▶ [The exercise] Select the lines that hold the word "first" and copy each one.

▶ [Listed entries]

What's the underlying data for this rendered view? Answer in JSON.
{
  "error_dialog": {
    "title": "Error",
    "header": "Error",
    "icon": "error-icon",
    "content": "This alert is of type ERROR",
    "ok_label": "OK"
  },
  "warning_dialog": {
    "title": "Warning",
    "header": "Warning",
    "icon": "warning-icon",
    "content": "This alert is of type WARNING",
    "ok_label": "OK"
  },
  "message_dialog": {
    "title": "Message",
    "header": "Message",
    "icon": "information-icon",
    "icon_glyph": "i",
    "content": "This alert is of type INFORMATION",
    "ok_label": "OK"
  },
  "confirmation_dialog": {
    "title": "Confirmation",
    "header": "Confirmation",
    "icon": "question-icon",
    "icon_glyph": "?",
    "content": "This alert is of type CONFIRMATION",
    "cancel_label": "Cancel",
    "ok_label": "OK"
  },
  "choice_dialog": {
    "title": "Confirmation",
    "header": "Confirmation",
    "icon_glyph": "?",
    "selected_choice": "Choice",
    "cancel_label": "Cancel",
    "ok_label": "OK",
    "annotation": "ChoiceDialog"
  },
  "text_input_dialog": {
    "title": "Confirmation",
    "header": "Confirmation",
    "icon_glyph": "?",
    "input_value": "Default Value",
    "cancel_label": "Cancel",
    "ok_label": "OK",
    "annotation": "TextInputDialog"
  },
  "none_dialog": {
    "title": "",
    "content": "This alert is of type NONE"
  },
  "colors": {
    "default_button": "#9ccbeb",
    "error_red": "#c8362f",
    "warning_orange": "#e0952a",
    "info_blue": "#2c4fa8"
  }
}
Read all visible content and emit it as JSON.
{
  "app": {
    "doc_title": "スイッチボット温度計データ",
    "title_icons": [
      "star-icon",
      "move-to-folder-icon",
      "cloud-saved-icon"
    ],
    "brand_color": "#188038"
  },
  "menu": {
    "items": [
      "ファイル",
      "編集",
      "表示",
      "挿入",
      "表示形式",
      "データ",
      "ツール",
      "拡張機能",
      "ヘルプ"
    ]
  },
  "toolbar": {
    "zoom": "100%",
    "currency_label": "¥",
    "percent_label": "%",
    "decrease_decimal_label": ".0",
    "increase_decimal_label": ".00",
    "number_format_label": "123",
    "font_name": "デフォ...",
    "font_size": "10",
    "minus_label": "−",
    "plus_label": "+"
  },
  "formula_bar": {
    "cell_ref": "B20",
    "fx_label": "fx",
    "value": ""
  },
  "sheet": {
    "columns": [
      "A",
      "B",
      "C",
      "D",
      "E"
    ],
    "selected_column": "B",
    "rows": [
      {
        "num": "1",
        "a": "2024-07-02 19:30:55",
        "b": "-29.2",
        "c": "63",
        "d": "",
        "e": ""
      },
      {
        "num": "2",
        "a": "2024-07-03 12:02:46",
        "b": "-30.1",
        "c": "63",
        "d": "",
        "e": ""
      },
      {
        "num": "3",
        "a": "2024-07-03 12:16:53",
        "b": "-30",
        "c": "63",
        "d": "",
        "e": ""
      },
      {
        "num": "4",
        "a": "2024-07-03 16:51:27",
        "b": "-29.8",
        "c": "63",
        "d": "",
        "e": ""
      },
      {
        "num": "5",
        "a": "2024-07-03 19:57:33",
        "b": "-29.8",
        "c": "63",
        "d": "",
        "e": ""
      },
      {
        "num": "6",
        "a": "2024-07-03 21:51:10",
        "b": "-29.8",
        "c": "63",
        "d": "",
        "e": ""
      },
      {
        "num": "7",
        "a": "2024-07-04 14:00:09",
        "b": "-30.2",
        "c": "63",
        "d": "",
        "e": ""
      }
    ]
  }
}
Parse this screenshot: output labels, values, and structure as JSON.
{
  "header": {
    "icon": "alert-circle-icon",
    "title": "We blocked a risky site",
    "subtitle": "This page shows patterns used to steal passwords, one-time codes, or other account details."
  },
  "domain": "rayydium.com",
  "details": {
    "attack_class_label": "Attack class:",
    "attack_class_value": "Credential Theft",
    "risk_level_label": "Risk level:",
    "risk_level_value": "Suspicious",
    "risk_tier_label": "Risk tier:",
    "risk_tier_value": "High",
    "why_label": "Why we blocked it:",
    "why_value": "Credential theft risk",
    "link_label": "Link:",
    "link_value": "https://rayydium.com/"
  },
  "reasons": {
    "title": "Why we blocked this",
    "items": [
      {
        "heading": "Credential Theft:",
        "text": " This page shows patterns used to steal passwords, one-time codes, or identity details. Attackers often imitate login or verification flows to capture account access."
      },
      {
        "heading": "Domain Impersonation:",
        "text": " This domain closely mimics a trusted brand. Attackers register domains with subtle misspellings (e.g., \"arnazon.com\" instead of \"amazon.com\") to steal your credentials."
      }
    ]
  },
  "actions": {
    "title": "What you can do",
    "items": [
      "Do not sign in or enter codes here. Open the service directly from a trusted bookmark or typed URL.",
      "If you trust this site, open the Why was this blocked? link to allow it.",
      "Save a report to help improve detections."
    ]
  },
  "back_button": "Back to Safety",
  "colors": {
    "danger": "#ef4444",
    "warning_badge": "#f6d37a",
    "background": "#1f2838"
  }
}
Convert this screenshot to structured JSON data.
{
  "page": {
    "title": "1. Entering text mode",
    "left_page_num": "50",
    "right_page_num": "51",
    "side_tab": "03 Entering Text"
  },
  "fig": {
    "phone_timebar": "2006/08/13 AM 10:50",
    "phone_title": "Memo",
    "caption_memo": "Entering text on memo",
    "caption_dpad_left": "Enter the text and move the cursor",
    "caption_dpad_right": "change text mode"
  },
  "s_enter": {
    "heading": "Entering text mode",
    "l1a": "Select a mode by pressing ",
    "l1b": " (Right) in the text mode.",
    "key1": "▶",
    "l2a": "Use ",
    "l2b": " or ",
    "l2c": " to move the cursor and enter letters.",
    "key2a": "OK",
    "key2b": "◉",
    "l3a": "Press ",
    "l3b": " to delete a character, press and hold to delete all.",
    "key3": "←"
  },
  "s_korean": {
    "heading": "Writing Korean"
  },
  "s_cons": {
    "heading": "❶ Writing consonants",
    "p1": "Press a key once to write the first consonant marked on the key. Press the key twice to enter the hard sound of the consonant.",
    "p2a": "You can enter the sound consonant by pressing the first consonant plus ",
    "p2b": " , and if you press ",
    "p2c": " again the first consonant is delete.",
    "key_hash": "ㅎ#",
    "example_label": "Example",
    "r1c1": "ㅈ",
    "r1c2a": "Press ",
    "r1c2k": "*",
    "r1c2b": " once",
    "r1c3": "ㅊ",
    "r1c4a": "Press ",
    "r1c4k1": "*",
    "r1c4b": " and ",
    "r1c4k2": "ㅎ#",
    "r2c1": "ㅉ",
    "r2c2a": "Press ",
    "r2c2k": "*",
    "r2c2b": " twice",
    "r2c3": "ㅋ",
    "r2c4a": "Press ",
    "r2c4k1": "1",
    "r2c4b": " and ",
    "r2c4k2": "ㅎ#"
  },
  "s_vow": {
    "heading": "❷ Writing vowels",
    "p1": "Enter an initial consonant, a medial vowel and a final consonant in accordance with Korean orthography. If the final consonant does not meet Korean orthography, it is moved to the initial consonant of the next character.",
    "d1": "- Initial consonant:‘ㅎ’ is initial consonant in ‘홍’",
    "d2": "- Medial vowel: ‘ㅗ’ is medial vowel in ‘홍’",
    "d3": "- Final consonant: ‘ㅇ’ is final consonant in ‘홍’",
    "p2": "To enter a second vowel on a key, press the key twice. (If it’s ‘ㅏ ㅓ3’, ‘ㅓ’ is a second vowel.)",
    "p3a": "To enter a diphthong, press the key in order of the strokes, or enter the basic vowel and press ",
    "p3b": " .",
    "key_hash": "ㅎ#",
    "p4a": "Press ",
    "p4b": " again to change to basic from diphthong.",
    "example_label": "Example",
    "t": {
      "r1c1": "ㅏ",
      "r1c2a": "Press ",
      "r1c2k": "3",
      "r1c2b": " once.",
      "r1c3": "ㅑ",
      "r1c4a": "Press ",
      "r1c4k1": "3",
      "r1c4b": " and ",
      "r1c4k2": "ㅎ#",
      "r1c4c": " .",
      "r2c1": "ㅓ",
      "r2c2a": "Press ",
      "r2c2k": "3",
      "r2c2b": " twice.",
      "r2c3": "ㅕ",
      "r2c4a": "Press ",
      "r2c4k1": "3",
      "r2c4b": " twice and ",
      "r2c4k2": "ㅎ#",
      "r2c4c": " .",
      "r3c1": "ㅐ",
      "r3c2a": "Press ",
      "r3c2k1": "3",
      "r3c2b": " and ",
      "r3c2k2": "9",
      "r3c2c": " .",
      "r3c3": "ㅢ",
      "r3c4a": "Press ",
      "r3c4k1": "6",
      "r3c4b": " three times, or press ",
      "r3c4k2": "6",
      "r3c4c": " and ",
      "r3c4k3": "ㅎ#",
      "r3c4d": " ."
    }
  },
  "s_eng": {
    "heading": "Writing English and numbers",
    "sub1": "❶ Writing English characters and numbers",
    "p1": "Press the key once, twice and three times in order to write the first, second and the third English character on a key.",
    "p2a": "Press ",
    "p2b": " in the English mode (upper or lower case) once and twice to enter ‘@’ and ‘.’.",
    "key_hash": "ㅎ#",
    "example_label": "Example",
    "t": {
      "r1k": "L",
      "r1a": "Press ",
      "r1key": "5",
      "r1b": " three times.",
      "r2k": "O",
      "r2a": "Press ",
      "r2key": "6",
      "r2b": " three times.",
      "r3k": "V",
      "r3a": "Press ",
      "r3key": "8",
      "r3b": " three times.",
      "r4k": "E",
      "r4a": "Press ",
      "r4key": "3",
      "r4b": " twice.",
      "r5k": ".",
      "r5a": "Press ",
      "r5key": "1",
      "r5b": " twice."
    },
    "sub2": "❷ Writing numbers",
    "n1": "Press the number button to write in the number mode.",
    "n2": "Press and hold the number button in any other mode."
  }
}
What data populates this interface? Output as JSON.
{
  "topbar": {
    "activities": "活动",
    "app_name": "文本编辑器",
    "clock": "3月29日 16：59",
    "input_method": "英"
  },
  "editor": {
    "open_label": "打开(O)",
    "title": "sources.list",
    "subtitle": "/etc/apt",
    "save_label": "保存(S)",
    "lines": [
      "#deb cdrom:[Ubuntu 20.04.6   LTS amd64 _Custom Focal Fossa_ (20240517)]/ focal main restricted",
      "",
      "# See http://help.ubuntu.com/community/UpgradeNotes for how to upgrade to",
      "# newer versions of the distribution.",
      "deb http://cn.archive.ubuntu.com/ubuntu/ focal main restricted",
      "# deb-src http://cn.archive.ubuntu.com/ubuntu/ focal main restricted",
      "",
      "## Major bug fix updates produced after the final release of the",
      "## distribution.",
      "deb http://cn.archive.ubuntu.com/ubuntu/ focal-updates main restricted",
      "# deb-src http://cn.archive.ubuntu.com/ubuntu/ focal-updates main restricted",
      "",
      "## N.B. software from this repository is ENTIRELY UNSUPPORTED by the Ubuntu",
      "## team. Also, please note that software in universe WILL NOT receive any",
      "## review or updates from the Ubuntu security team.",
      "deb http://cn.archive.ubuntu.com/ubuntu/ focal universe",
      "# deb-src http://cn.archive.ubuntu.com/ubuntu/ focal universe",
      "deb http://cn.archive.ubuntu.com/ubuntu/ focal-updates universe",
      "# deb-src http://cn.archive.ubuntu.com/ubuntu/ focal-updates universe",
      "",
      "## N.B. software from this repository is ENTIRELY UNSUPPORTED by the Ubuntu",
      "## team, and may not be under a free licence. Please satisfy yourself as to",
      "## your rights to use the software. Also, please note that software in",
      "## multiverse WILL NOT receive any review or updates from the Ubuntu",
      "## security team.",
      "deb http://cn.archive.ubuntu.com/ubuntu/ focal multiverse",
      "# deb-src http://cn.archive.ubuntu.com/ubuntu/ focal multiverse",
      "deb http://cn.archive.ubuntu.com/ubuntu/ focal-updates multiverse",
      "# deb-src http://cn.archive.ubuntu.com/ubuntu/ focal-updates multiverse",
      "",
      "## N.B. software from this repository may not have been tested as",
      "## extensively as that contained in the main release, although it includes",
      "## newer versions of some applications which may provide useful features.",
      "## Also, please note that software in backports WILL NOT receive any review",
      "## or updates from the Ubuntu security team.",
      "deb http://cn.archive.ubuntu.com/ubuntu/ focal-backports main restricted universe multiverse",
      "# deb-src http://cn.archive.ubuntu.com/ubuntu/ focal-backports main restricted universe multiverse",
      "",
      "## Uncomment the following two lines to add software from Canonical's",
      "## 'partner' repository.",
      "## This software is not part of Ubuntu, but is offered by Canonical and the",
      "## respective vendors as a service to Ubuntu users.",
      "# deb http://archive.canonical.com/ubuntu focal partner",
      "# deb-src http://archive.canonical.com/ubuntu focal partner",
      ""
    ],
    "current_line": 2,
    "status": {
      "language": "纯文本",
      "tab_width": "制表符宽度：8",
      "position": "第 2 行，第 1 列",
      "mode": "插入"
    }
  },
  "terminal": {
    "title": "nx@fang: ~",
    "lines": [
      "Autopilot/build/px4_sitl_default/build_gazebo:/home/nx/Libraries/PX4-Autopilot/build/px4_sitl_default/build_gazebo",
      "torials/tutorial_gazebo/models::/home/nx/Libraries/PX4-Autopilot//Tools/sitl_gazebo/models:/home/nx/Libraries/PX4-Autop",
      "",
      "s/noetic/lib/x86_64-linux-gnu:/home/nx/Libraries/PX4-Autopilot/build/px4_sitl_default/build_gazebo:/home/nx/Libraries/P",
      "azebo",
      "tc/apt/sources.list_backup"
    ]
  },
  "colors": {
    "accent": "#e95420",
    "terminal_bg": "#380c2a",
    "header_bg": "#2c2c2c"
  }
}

▶ [Final result]
    "p1": "Press a key once to write the first consonant marked on the key. Press the key twice to enter the hard sound of the consonant.",
    "p2a": "You can enter the sound consonant by pressing the first consonant plus ",
    "p2c": " again the first consonant is delete.",
    "p1": "Press the key once, twice and three times in order to write the first, second and the third English character on a key.",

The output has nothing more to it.